— BEGIN STORED DATA —

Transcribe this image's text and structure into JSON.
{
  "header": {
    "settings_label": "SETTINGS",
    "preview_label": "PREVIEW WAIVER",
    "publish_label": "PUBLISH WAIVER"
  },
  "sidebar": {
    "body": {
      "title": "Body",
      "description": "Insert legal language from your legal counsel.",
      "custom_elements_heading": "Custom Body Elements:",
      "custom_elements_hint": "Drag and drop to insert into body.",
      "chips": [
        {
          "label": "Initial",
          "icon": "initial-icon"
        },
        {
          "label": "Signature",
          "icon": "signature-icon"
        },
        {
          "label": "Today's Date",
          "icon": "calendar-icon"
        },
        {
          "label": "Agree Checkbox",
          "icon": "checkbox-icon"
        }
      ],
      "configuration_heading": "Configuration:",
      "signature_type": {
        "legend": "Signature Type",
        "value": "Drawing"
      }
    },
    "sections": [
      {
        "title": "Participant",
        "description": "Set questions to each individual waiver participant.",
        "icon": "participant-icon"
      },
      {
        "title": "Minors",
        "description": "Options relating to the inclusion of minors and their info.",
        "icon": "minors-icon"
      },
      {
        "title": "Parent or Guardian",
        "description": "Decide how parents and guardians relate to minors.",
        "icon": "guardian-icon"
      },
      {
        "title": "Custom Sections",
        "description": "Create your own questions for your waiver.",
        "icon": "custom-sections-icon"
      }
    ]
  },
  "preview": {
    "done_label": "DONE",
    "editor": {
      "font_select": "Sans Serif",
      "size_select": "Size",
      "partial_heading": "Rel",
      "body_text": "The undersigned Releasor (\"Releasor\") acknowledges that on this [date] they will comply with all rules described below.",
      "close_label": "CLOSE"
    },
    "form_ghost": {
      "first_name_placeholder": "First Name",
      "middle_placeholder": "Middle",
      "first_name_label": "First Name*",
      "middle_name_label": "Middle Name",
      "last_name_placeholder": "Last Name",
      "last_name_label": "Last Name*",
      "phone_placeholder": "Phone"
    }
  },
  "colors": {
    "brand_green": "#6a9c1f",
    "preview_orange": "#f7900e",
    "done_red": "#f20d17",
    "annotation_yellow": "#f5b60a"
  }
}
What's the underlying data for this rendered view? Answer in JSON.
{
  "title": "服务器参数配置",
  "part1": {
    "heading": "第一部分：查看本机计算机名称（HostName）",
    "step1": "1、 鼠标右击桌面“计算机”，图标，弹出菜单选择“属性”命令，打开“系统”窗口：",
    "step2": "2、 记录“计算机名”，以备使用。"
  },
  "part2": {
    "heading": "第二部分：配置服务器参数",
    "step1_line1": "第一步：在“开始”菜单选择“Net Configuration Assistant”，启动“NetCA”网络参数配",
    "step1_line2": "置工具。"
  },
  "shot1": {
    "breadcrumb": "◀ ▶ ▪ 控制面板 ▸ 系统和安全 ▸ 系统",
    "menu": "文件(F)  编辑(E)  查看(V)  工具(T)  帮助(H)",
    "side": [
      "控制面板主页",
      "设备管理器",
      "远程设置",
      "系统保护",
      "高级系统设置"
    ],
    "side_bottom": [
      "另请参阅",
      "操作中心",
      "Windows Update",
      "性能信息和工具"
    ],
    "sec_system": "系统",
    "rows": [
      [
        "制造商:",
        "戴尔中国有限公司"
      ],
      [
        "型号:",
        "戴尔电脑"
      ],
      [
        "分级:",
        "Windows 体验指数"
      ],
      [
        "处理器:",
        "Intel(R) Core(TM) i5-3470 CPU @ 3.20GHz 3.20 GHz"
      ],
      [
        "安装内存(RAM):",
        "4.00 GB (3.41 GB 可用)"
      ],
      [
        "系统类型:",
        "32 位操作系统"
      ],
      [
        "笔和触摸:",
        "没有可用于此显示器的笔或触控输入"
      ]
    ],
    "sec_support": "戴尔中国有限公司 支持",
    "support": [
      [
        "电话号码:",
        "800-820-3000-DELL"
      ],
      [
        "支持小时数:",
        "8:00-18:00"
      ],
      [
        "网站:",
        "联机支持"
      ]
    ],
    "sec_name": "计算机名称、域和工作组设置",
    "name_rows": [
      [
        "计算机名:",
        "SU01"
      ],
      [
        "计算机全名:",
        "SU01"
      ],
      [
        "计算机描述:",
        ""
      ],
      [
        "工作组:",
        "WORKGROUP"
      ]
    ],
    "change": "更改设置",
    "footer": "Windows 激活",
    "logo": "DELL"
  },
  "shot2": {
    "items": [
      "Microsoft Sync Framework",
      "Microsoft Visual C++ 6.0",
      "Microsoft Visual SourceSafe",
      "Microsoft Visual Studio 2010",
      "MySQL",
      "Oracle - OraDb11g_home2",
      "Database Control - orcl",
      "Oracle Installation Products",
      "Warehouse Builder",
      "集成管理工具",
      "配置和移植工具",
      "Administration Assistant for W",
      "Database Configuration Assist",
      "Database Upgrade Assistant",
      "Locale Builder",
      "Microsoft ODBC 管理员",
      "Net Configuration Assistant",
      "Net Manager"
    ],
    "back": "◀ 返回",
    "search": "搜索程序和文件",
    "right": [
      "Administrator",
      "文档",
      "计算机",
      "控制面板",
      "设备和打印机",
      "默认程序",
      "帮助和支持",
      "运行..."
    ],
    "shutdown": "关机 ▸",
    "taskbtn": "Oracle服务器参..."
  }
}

— END STORED DATA —

**TASK TO COMPLETE:** Copy all lines from the entries that contain the word "Windows".

**EXPECTED ANSWER:**
      "Windows Update",
        "Windows 体验指数"
    "footer": "Windows 激活",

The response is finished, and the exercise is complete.